• **REQUIRED TASK**:
Reproduce the entries word for word, and omit any picture you find in them.

• **PROVIDED RECORDS**:
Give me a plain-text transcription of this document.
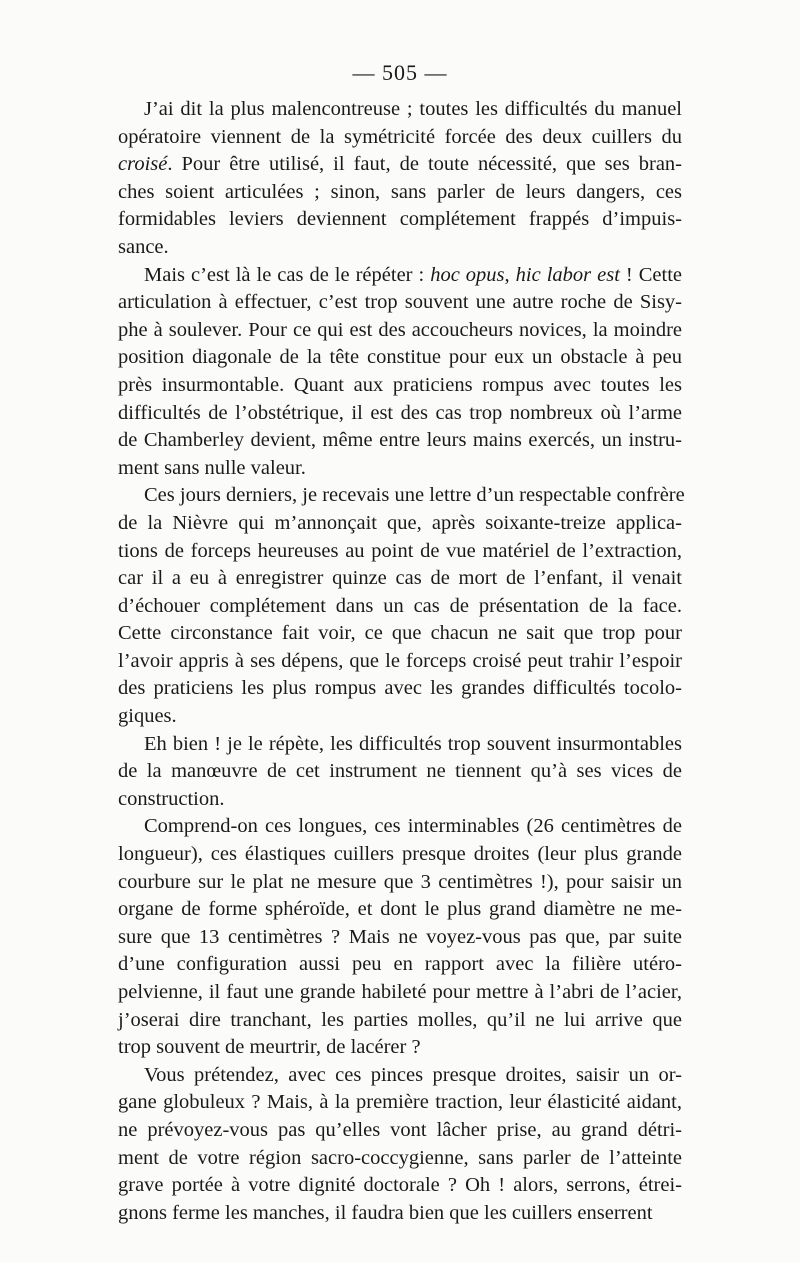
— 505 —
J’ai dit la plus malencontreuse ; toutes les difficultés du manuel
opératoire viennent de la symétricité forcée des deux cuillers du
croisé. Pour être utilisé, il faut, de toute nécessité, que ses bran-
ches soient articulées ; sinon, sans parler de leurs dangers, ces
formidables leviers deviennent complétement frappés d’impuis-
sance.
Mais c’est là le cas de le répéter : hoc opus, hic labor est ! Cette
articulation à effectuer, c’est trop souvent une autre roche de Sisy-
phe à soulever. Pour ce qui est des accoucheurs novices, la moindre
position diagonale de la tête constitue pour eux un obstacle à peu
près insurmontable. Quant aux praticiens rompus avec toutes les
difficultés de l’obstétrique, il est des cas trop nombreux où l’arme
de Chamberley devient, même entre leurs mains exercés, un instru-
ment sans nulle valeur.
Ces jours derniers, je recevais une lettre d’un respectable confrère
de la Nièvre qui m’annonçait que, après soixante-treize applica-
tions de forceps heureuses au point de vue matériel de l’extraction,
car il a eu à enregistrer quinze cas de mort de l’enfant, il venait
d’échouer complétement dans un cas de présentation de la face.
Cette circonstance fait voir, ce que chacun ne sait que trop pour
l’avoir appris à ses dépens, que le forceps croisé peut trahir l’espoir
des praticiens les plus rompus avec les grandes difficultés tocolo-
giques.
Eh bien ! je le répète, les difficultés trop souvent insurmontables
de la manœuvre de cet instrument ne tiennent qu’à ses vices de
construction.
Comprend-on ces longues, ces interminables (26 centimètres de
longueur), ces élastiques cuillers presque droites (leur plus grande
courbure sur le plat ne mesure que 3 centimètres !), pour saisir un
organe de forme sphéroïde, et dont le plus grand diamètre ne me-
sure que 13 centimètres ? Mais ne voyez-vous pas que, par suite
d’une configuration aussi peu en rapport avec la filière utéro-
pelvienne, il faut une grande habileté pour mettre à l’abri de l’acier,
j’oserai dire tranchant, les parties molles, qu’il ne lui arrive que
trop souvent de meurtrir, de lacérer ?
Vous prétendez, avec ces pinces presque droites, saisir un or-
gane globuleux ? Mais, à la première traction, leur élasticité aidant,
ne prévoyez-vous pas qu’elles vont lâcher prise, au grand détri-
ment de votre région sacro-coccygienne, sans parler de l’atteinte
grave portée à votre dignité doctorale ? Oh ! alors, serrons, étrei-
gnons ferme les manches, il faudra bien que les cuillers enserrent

• **TASK OUTPUT**:
Give me a plain-text transcription of this document.
— 505 —
J’ai dit la plus malencontreuse ; toutes les difficultés du manuel
opératoire viennent de la symétricité forcée des deux cuillers du
croisé. Pour être utilisé, il faut, de toute nécessité, que ses bran-
ches soient articulées ; sinon, sans parler de leurs dangers, ces
formidables leviers deviennent complétement frappés d’impuis-
sance.
Mais c’est là le cas de le répéter : hoc opus, hic labor est ! Cette
articulation à effectuer, c’est trop souvent une autre roche de Sisy-
phe à soulever. Pour ce qui est des accoucheurs novices, la moindre
position diagonale de la tête constitue pour eux un obstacle à peu
près insurmontable. Quant aux praticiens rompus avec toutes les
difficultés de l’obstétrique, il est des cas trop nombreux où l’arme
de Chamberley devient, même entre leurs mains exercés, un instru-
ment sans nulle valeur.
Ces jours derniers, je recevais une lettre d’un respectable confrère
de la Nièvre qui m’annonçait que, après soixante-treize applica-
tions de forceps heureuses au point de vue matériel de l’extraction,
car il a eu à enregistrer quinze cas de mort de l’enfant, il venait
d’échouer complétement dans un cas de présentation de la face.
Cette circonstance fait voir, ce que chacun ne sait que trop pour
l’avoir appris à ses dépens, que le forceps croisé peut trahir l’espoir
des praticiens les plus rompus avec les grandes difficultés tocolo-
giques.
Eh bien ! je le répète, les difficultés trop souvent insurmontables
de la manœuvre de cet instrument ne tiennent qu’à ses vices de
construction.
Comprend-on ces longues, ces interminables (26 centimètres de
longueur), ces élastiques cuillers presque droites (leur plus grande
courbure sur le plat ne mesure que 3 centimètres !), pour saisir un
organe de forme sphéroïde, et dont le plus grand diamètre ne me-
sure que 13 centimètres ? Mais ne voyez-vous pas que, par suite
d’une configuration aussi peu en rapport avec la filière utéro-
pelvienne, il faut une grande habileté pour mettre à l’abri de l’acier,
j’oserai dire tranchant, les parties molles, qu’il ne lui arrive que
trop souvent de meurtrir, de lacérer ?
Vous prétendez, avec ces pinces presque droites, saisir un or-
gane globuleux ? Mais, à la première traction, leur élasticité aidant,
ne prévoyez-vous pas qu’elles vont lâcher prise, au grand détri-
ment de votre région sacro-coccygienne, sans parler de l’atteinte
grave portée à votre dignité doctorale ? Oh ! alors, serrons, étrei-
gnons ferme les manches, il faudra bien que les cuillers enserrent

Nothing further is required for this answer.